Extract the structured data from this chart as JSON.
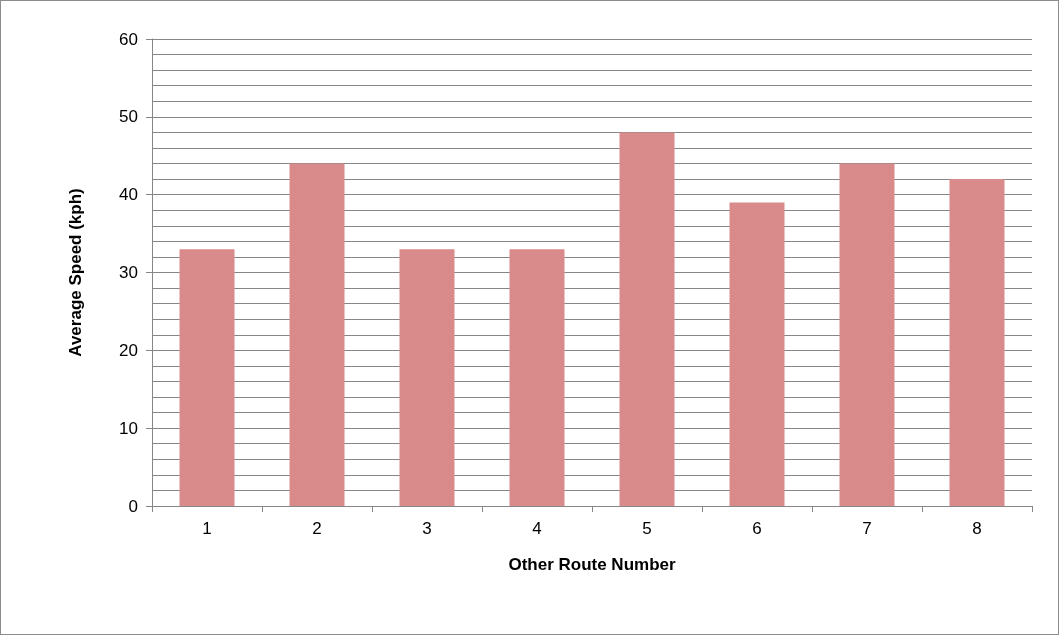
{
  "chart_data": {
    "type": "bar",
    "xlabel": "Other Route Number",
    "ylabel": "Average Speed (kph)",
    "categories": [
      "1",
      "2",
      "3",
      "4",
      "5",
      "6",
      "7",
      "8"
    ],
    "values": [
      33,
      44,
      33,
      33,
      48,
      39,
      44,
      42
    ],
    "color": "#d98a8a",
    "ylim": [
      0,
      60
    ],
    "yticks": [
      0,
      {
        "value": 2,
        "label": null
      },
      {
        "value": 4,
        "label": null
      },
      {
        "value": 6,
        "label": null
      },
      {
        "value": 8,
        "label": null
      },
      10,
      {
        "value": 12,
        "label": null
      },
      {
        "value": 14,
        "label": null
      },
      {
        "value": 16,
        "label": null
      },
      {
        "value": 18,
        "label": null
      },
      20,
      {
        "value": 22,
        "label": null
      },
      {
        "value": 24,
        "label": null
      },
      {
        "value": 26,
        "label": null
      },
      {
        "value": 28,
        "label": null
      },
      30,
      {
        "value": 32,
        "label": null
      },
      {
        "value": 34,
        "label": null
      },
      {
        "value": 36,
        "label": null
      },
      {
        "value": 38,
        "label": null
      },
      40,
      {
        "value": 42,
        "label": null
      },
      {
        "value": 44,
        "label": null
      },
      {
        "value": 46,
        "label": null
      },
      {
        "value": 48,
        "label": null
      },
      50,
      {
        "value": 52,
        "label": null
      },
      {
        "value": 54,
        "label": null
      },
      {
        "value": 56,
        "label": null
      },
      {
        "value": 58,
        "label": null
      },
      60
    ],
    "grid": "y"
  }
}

> [Required task]:
Return all the entries word for word, but omit any pictures they contain.

> [Response below]:
Extract the structured data from this chart as JSON.
{
  "chart_data": {
    "type": "bar",
    "xlabel": "Other Route Number",
    "ylabel": "Average Speed (kph)",
    "categories": [
      "1",
      "2",
      "3",
      "4",
      "5",
      "6",
      "7",
      "8"
    ],
    "values": [
      33,
      44,
      33,
      33,
      48,
      39,
      44,
      42
    ],
    "color": "#d98a8a",
    "ylim": [
      0,
      60
    ],
    "yticks": [
      0,
      {
        "value": 2,
        "label": null
      },
      {
        "value": 4,
        "label": null
      },
      {
        "value": 6,
        "label": null
      },
      {
        "value": 8,
        "label": null
      },
      10,
      {
        "value": 12,
        "label": null
      },
      {
        "value": 14,
        "label": null
      },
      {
        "value": 16,
        "label": null
      },
      {
        "value": 18,
        "label": null
      },
      20,
      {
        "value": 22,
        "label": null
      },
      {
        "value": 24,
        "label": null
      },
      {
        "value": 26,
        "label": null
      },
      {
        "value": 28,
        "label": null
      },
      30,
      {
        "value": 32,
        "label": null
      },
      {
        "value": 34,
        "label": null
      },
      {
        "value": 36,
        "label": null
      },
      {
        "value": 38,
        "label": null
      },
      40,
      {
        "value": 42,
        "label": null
      },
      {
        "value": 44,
        "label": null
      },
      {
        "value": 46,
        "label": null
      },
      {
        "value": 48,
        "label": null
      },
      50,
      {
        "value": 52,
        "label": null
      },
      {
        "value": 54,
        "label": null
      },
      {
        "value": 56,
        "label": null
      },
      {
        "value": 58,
        "label": null
      },
      60
    ],
    "grid": "y"
  }
}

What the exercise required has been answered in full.